What is expected: Give the number of lines in this listing that contain the word "sizing", and nothing else.

* START *

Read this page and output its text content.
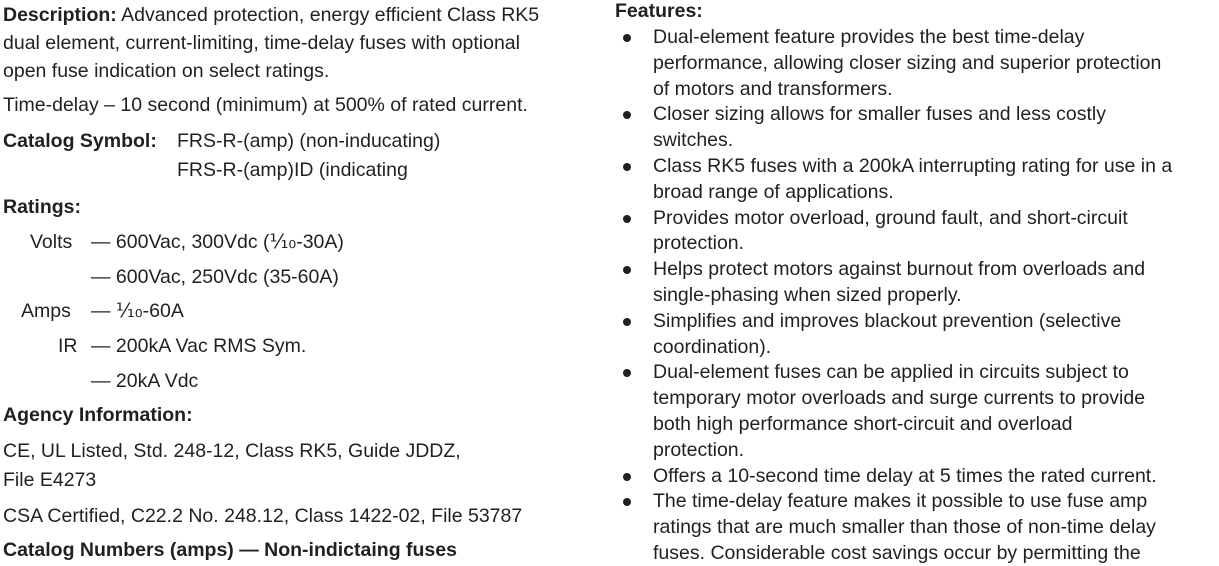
Description: Advanced protection, energy efficient Class RK5
dual element, current-limiting, time-delay fuses with optional
open fuse indication on select ratings.
Time-delay – 10 second (minimum) at 500% of rated current.
Catalog Symbol: FRS-R-(amp) (non-inducating)
FRS-R-(amp)ID (indicating
Ratings:
Volts — 600Vac, 300Vdc (⅒-30A)
— 600Vac, 250Vdc (35-60A)
Amps — ⅒-60A
IR — 200kA Vac RMS Sym.
— 20kA Vdc
Agency Information:
CE, UL Listed, Std. 248-12, Class RK5, Guide JDDZ,
File E4273
CSA Certified, C22.2 No. 248.12, Class 1422-02, File 53787
Catalog Numbers (amps) — Non-indictaing fuses
Features:
Dual-element feature provides the best time-delay
performance, allowing closer sizing and superior protection
of motors and transformers.
Closer sizing allows for smaller fuses and less costly
switches.
Class RK5 fuses with a 200kA interrupting rating for use in a
broad range of applications.
Provides motor overload, ground fault, and short-circuit
protection.
Helps protect motors against burnout from overloads and
single-phasing when sized properly.
Simplifies and improves blackout prevention (selective
coordination).
Dual-element fuses can be applied in circuits subject to
temporary motor overloads and surge currents to provide
both high performance short-circuit and overload
protection.
Offers a 10-second time delay at 5 times the rated current.
The time-delay feature makes it possible to use fuse amp
ratings that are much smaller than those of non-time delay
fuses. Considerable cost savings occur by permitting the
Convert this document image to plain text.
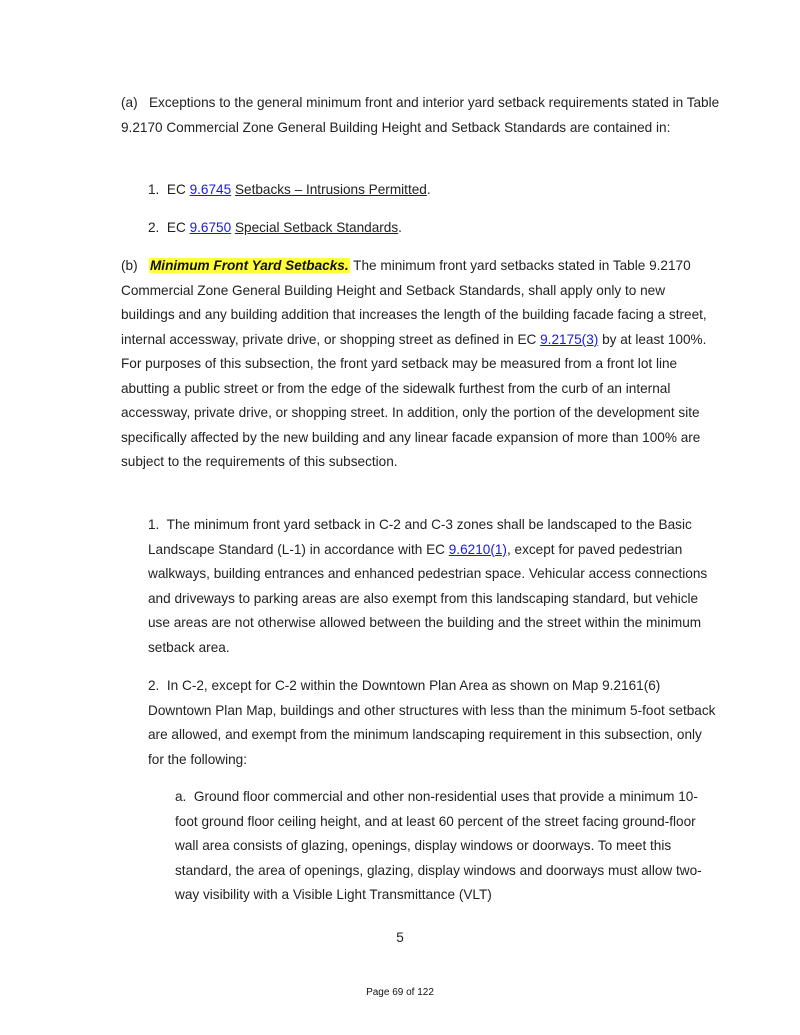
(a) Exceptions to the general minimum front and interior yard setback requirements stated in Table 9.2170 Commercial Zone General Building Height and Setback Standards are contained in:

1. EC 9.6745 Setbacks – Intrusions Permitted.

2. EC 9.6750 Special Setback Standards.

(b) Minimum Front Yard Setbacks. The minimum front yard setbacks stated in Table 9.2170 Commercial Zone General Building Height and Setback Standards, shall apply only to new buildings and any building addition that increases the length of the building facade facing a street, internal accessway, private drive, or shopping street as defined in EC 9.2175(3) by at least 100%. For purposes of this subsection, the front yard setback may be measured from a front lot line abutting a public street or from the edge of the sidewalk furthest from the curb of an internal accessway, private drive, or shopping street. In addition, only the portion of the development site specifically affected by the new building and any linear facade expansion of more than 100% are subject to the requirements of this subsection.

1. The minimum front yard setback in C-2 and C-3 zones shall be landscaped to the Basic Landscape Standard (L-1) in accordance with EC 9.6210(1), except for paved pedestrian walkways, building entrances and enhanced pedestrian space. Vehicular access connections and driveways to parking areas are also exempt from this landscaping standard, but vehicle use areas are not otherwise allowed between the building and the street within the minimum setback area.

2. In C-2, except for C-2 within the Downtown Plan Area as shown on Map 9.2161(6) Downtown Plan Map, buildings and other structures with less than the minimum 5-foot setback are allowed, and exempt from the minimum landscaping requirement in this subsection, only for the following:

a. Ground floor commercial and other non-residential uses that provide a minimum 10-foot ground floor ceiling height, and at least 60 percent of the street facing ground-floor wall area consists of glazing, openings, display windows or doorways. To meet this standard, the area of openings, glazing, display windows and doorways must allow two-way visibility with a Visible Light Transmittance (VLT)

5
Page 69 of 122
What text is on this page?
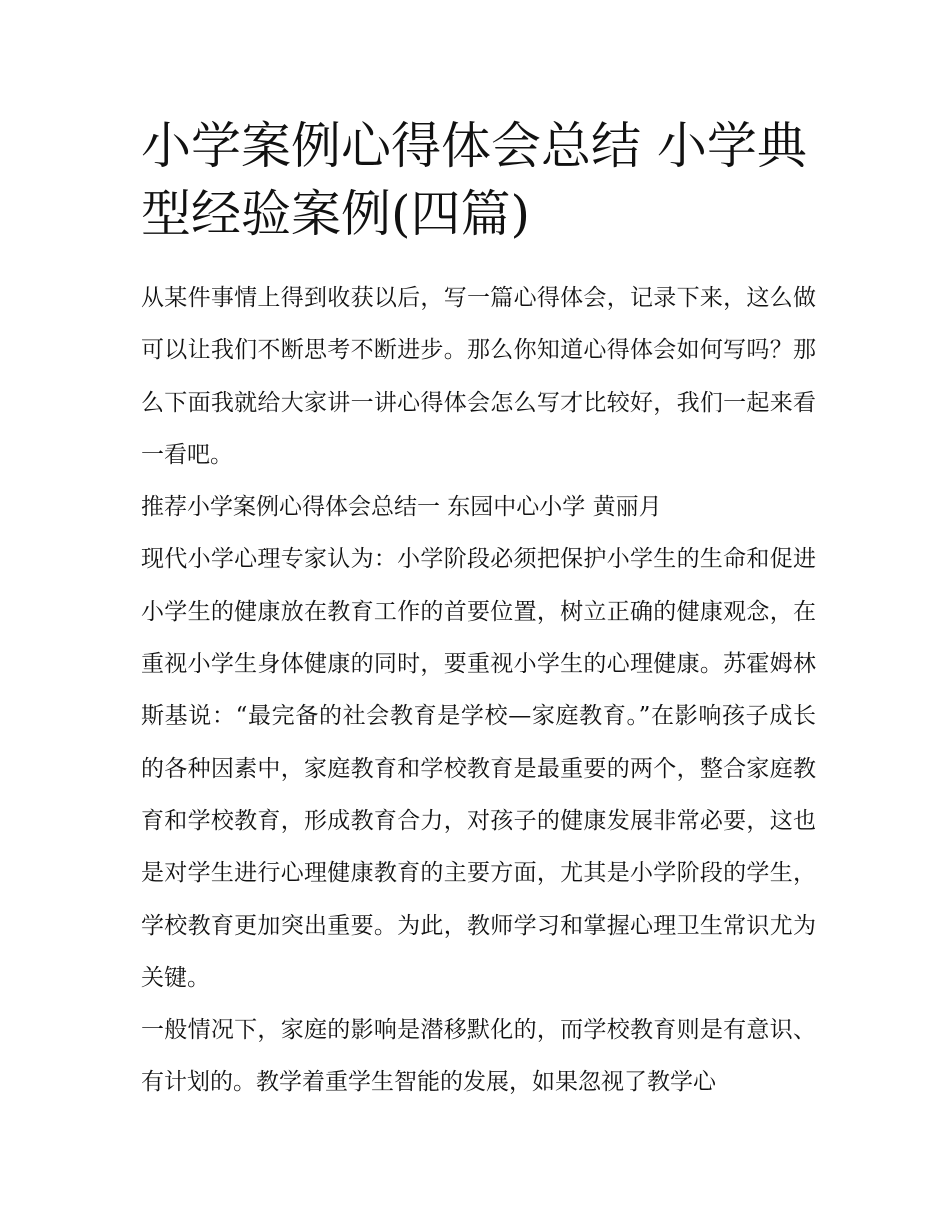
小学案例心得体会总结 小学典型经验案例(四篇)

从某件事情上得到收获以后，写一篇心得体会，记录下来，这么做可以让我们不断思考不断进步。那么你知道心得体会如何写吗？那么下面我就给大家讲一讲心得体会怎么写才比较好，我们一起来看一看吧。

推荐小学案例心得体会总结一 东园中心小学 黄丽月

现代小学心理专家认为：小学阶段必须把保护小学生的生命和促进小学生的健康放在教育工作的首要位置，树立正确的健康观念，在重视小学生身体健康的同时，要重视小学生的心理健康。苏霍姆林斯基说：“最完备的社会教育是学校—家庭教育。”在影响孩子成长的各种因素中，家庭教育和学校教育是最重要的两个，整合家庭教育和学校教育，形成教育合力，对孩子的健康发展非常必要，这也是对学生进行心理健康教育的主要方面，尤其是小学阶段的学生，学校教育更加突出重要。为此，教师学习和掌握心理卫生常识尤为关键。

一般情况下，家庭的影响是潜移默化的，而学校教育则是有意识、有计划的。教学着重学生智能的发展，如果忽视了教学心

* END *

Written response: 2